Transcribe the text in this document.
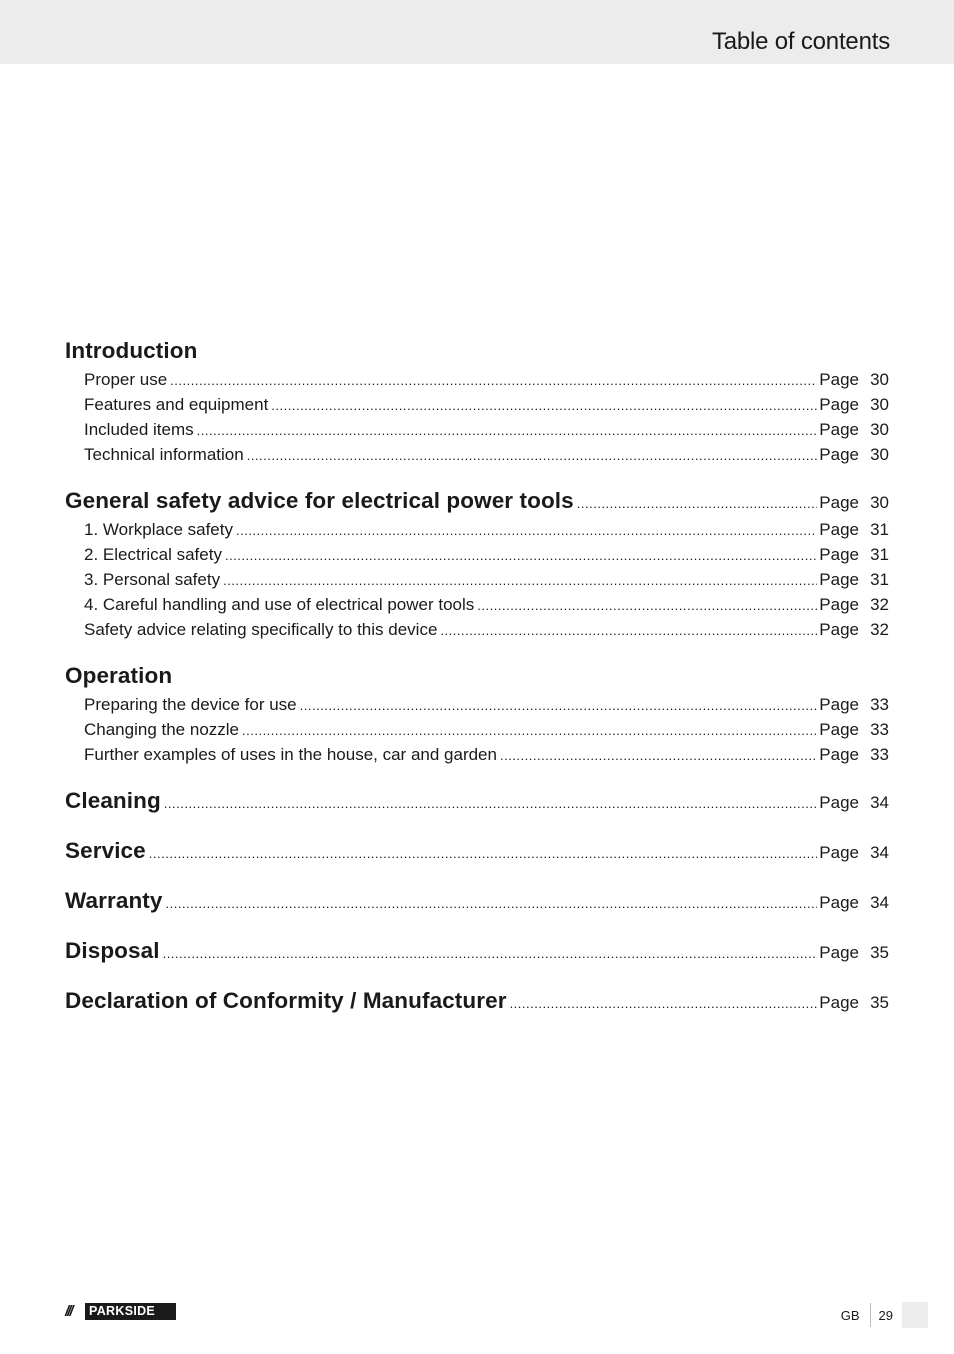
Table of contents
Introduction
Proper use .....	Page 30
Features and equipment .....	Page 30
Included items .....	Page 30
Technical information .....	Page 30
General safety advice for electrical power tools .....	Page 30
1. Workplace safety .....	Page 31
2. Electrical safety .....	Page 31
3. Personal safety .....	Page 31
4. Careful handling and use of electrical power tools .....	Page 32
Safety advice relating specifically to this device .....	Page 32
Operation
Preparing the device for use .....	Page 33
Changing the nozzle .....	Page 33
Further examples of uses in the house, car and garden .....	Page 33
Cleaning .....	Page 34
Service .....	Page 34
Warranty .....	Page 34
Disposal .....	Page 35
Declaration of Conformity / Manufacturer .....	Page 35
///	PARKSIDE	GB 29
━━━━━━
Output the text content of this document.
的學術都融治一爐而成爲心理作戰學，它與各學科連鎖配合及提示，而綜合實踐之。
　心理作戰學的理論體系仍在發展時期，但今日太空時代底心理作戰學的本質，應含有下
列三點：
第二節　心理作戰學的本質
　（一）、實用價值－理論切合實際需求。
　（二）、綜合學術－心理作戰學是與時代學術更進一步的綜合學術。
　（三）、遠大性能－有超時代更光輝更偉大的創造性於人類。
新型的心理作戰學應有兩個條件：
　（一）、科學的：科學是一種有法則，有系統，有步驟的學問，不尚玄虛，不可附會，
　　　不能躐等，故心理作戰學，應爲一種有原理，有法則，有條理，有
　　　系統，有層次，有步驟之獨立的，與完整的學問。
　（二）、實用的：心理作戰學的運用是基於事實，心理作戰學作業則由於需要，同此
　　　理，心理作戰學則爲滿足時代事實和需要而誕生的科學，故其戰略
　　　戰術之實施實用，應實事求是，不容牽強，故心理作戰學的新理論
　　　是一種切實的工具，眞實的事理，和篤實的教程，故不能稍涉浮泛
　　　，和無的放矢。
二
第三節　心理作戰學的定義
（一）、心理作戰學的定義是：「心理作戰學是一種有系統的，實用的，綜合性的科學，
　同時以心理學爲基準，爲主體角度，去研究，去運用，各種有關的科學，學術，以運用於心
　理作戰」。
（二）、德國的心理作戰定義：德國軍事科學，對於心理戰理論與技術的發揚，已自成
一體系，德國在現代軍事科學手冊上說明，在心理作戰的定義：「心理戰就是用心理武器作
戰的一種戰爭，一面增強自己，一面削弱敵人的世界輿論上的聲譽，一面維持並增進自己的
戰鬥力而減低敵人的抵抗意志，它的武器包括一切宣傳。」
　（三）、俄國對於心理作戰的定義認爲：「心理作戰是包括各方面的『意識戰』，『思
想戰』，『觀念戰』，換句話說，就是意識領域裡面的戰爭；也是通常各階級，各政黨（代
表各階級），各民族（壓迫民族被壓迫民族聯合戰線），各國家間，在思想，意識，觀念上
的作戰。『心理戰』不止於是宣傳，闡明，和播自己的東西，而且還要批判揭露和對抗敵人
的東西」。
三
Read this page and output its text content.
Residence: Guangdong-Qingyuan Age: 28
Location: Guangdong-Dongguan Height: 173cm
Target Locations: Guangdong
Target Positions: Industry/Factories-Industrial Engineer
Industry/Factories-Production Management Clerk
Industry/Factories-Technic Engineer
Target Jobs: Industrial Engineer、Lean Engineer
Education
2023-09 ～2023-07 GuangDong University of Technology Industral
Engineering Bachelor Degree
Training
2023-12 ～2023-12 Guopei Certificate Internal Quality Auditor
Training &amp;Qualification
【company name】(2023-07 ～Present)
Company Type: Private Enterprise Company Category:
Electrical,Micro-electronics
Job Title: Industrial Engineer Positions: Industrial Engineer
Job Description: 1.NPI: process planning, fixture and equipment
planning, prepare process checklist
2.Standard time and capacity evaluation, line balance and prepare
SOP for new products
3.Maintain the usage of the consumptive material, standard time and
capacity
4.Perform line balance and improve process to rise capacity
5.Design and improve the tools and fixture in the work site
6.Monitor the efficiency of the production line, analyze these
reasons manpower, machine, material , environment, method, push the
━━━━━━
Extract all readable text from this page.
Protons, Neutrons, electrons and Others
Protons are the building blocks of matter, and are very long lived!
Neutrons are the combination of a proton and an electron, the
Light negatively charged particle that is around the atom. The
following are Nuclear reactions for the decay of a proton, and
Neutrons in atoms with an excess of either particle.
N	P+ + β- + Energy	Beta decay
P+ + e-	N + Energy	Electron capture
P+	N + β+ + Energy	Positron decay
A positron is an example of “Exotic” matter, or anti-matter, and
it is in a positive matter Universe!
━━━━━━
What this task involves: Look above for lines with the word "Positions" and copy them all.

Task solution:
Target Positions: Industry/Factories-Industrial Engineer
Job Title: Industrial Engineer Positions: Industrial Engineer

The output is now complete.